(Collected data)
====================

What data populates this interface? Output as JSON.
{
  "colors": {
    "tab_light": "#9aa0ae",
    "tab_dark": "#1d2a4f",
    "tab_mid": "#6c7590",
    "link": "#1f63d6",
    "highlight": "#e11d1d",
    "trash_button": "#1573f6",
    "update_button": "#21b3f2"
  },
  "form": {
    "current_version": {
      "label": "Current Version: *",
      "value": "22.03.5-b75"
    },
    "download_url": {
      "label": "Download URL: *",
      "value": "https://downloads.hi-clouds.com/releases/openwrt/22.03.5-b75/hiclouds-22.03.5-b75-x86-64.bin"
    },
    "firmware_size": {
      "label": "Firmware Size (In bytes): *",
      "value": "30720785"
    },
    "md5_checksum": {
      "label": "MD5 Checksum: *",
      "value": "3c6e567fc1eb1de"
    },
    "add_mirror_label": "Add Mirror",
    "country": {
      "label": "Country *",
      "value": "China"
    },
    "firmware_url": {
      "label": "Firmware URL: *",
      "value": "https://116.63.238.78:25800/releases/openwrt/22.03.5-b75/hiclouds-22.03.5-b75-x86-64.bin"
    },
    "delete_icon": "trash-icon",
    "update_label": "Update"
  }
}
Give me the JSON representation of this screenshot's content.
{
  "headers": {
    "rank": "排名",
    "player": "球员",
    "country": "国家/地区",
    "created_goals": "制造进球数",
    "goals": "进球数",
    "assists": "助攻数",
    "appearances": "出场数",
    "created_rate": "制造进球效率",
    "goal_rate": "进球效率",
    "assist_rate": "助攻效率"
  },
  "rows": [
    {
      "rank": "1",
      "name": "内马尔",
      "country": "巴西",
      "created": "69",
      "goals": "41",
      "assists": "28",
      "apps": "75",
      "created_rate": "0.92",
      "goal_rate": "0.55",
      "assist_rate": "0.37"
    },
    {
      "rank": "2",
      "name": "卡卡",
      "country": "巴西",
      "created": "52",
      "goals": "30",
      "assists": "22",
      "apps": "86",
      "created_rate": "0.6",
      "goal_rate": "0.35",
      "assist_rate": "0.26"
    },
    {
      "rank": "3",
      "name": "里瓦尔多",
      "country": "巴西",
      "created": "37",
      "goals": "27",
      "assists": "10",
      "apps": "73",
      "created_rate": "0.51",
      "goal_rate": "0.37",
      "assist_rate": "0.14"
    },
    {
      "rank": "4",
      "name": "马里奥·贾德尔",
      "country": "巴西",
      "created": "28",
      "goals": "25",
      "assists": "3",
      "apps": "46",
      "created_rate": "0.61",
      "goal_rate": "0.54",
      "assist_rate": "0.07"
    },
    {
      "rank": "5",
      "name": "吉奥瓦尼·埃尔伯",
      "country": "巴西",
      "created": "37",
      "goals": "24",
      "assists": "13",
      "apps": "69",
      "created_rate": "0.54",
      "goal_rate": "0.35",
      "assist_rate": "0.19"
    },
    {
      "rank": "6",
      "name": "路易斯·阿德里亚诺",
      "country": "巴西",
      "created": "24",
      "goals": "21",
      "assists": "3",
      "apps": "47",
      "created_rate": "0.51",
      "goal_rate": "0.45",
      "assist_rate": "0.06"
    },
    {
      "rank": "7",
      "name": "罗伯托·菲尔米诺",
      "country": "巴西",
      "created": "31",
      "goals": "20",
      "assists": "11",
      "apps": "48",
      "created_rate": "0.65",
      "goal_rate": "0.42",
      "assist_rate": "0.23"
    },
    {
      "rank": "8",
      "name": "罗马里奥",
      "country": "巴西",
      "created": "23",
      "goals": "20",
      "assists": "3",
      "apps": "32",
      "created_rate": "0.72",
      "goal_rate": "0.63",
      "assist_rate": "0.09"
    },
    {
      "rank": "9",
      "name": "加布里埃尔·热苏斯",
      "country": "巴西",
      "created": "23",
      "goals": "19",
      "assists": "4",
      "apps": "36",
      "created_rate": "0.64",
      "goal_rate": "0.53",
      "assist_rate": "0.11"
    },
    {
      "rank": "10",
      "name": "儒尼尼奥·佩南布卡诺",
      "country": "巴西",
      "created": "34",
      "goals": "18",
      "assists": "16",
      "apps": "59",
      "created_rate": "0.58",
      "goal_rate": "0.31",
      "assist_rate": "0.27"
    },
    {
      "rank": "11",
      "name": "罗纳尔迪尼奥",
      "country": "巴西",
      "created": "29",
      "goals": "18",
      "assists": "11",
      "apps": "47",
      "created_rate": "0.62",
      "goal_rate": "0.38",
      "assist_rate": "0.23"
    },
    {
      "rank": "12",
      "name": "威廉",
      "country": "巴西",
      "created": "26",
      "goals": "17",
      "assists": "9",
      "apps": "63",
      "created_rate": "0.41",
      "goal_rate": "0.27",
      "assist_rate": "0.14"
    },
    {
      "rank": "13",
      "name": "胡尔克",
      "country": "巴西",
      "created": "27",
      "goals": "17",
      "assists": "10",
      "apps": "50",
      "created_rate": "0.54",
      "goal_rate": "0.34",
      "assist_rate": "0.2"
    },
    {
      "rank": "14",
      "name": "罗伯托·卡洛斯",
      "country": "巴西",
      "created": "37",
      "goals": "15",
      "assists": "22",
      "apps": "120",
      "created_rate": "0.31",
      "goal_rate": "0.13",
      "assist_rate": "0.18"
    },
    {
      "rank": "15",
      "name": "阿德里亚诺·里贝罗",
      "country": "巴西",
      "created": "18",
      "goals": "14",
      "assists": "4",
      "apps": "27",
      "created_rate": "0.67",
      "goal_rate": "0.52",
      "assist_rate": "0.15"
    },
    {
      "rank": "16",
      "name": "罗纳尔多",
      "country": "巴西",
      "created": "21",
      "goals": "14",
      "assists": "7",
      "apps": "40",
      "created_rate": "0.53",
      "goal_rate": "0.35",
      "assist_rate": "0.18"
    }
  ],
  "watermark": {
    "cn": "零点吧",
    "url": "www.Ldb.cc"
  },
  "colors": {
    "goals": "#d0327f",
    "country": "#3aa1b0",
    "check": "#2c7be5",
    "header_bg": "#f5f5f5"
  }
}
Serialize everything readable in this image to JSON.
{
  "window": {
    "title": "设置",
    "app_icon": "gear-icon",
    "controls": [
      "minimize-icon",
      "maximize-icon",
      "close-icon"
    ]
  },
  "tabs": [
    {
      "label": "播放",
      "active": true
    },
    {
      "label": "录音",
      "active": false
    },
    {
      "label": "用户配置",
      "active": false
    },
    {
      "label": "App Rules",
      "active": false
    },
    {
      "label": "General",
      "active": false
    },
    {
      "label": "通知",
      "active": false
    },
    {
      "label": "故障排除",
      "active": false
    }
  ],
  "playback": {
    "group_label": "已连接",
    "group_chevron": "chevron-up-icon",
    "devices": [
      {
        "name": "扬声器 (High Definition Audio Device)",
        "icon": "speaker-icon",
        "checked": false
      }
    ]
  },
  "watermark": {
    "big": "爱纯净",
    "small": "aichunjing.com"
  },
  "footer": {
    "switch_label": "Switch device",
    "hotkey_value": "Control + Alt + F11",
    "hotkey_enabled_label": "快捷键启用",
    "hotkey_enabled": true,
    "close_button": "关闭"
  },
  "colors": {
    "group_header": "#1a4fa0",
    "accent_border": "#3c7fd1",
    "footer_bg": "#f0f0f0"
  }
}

====================

• **Instructions for the task**: Once more, set down the full listing, verbatim.

• **Problem solution**:
What data populates this interface? Output as JSON.
{
  "colors": {
    "tab_light": "#9aa0ae",
    "tab_dark": "#1d2a4f",
    "tab_mid": "#6c7590",
    "link": "#1f63d6",
    "highlight": "#e11d1d",
    "trash_button": "#1573f6",
    "update_button": "#21b3f2"
  },
  "form": {
    "current_version": {
      "label": "Current Version: *",
      "value": "22.03.5-b75"
    },
    "download_url": {
      "label": "Download URL: *",
      "value": "https://downloads.hi-clouds.com/releases/openwrt/22.03.5-b75/hiclouds-22.03.5-b75-x86-64.bin"
    },
    "firmware_size": {
      "label": "Firmware Size (In bytes): *",
      "value": "30720785"
    },
    "md5_checksum": {
      "label": "MD5 Checksum: *",
      "value": "3c6e567fc1eb1de"
    },
    "add_mirror_label": "Add Mirror",
    "country": {
      "label": "Country *",
      "value": "China"
    },
    "firmware_url": {
      "label": "Firmware URL: *",
      "value": "https://116.63.238.78:25800/releases/openwrt/22.03.5-b75/hiclouds-22.03.5-b75-x86-64.bin"
    },
    "delete_icon": "trash-icon",
    "update_label": "Update"
  }
}
Give me the JSON representation of this screenshot's content.
{
  "headers": {
    "rank": "排名",
    "player": "球员",
    "country": "国家/地区",
    "created_goals": "制造进球数",
    "goals": "进球数",
    "assists": "助攻数",
    "appearances": "出场数",
    "created_rate": "制造进球效率",
    "goal_rate": "进球效率",
    "assist_rate": "助攻效率"
  },
  "rows": [
    {
      "rank": "1",
      "name": "内马尔",
      "country": "巴西",
      "created": "69",
      "goals": "41",
      "assists": "28",
      "apps": "75",
      "created_rate": "0.92",
      "goal_rate": "0.55",
      "assist_rate": "0.37"
    },
    {
      "rank": "2",
      "name": "卡卡",
      "country": "巴西",
      "created": "52",
      "goals": "30",
      "assists": "22",
      "apps": "86",
      "created_rate": "0.6",
      "goal_rate": "0.35",
      "assist_rate": "0.26"
    },
    {
      "rank": "3",
      "name": "里瓦尔多",
      "country": "巴西",
      "created": "37",
      "goals": "27",
      "assists": "10",
      "apps": "73",
      "created_rate": "0.51",
      "goal_rate": "0.37",
      "assist_rate": "0.14"
    },
    {
      "rank": "4",
      "name": "马里奥·贾德尔",
      "country": "巴西",
      "created": "28",
      "goals": "25",
      "assists": "3",
      "apps": "46",
      "created_rate": "0.61",
      "goal_rate": "0.54",
      "assist_rate": "0.07"
    },
    {
      "rank": "5",
      "name": "吉奥瓦尼·埃尔伯",
      "country": "巴西",
      "created": "37",
      "goals": "24",
      "assists": "13",
      "apps": "69",
      "created_rate": "0.54",
      "goal_rate": "0.35",
      "assist_rate": "0.19"
    },
    {
      "rank": "6",
      "name": "路易斯·阿德里亚诺",
      "country": "巴西",
      "created": "24",
      "goals": "21",
      "assists": "3",
      "apps": "47",
      "created_rate": "0.51",
      "goal_rate": "0.45",
      "assist_rate": "0.06"
    },
    {
      "rank": "7",
      "name": "罗伯托·菲尔米诺",
      "country": "巴西",
      "created": "31",
      "goals": "20",
      "assists": "11",
      "apps": "48",
      "created_rate": "0.65",
      "goal_rate": "0.42",
      "assist_rate": "0.23"
    },
    {
      "rank": "8",
      "name": "罗马里奥",
      "country": "巴西",
      "created": "23",
      "goals": "20",
      "assists": "3",
      "apps": "32",
      "created_rate": "0.72",
      "goal_rate": "0.63",
      "assist_rate": "0.09"
    },
    {
      "rank": "9",
      "name": "加布里埃尔·热苏斯",
      "country": "巴西",
      "created": "23",
      "goals": "19",
      "assists": "4",
      "apps": "36",
      "created_rate": "0.64",
      "goal_rate": "0.53",
      "assist_rate": "0.11"
    },
    {
      "rank": "10",
      "name": "儒尼尼奥·佩南布卡诺",
      "country": "巴西",
      "created": "34",
      "goals": "18",
      "assists": "16",
      "apps": "59",
      "created_rate": "0.58",
      "goal_rate": "0.31",
      "assist_rate": "0.27"
    },
    {
      "rank": "11",
      "name": "罗纳尔迪尼奥",
      "country": "巴西",
      "created": "29",
      "goals": "18",
      "assists": "11",
      "apps": "47",
      "created_rate": "0.62",
      "goal_rate": "0.38",
      "assist_rate": "0.23"
    },
    {
      "rank": "12",
      "name": "威廉",
      "country": "巴西",
      "created": "26",
      "goals": "17",
      "assists": "9",
      "apps": "63",
      "created_rate": "0.41",
      "goal_rate": "0.27",
      "assist_rate": "0.14"
    },
    {
      "rank": "13",
      "name": "胡尔克",
      "country": "巴西",
      "created": "27",
      "goals": "17",
      "assists": "10",
      "apps": "50",
      "created_rate": "0.54",
      "goal_rate": "0.34",
      "assist_rate": "0.2"
    },
    {
      "rank": "14",
      "name": "罗伯托·卡洛斯",
      "country": "巴西",
      "created": "37",
      "goals": "15",
      "assists": "22",
      "apps": "120",
      "created_rate": "0.31",
      "goal_rate": "0.13",
      "assist_rate": "0.18"
    },
    {
      "rank": "15",
      "name": "阿德里亚诺·里贝罗",
      "country": "巴西",
      "created": "18",
      "goals": "14",
      "assists": "4",
      "apps": "27",
      "created_rate": "0.67",
      "goal_rate": "0.52",
      "assist_rate": "0.15"
    },
    {
      "rank": "16",
      "name": "罗纳尔多",
      "country": "巴西",
      "created": "21",
      "goals": "14",
      "assists": "7",
      "apps": "40",
      "created_rate": "0.53",
      "goal_rate": "0.35",
      "assist_rate": "0.18"
    }
  ],
  "watermark": {
    "cn": "零点吧",
    "url": "www.Ldb.cc"
  },
  "colors": {
    "goals": "#d0327f",
    "country": "#3aa1b0",
    "check": "#2c7be5",
    "header_bg": "#f5f5f5"
  }
}
Serialize everything readable in this image to JSON.
{
  "window": {
    "title": "设置",
    "app_icon": "gear-icon",
    "controls": [
      "minimize-icon",
      "maximize-icon",
      "close-icon"
    ]
  },
  "tabs": [
    {
      "label": "播放",
      "active": true
    },
    {
      "label": "录音",
      "active": false
    },
    {
      "label": "用户配置",
      "active": false
    },
    {
      "label": "App Rules",
      "active": false
    },
    {
      "label": "General",
      "active": false
    },
    {
      "label": "通知",
      "active": false
    },
    {
      "label": "故障排除",
      "active": false
    }
  ],
  "playback": {
    "group_label": "已连接",
    "group_chevron": "chevron-up-icon",
    "devices": [
      {
        "name": "扬声器 (High Definition Audio Device)",
        "icon": "speaker-icon",
        "checked": false
      }
    ]
  },
  "watermark": {
    "big": "爱纯净",
    "small": "aichunjing.com"
  },
  "footer": {
    "switch_label": "Switch device",
    "hotkey_value": "Control + Alt + F11",
    "hotkey_enabled_label": "快捷键启用",
    "hotkey_enabled": true,
    "close_button": "关闭"
  },
  "colors": {
    "group_header": "#1a4fa0",
    "accent_border": "#3c7fd1",
    "footer_bg": "#f0f0f0"
  }
}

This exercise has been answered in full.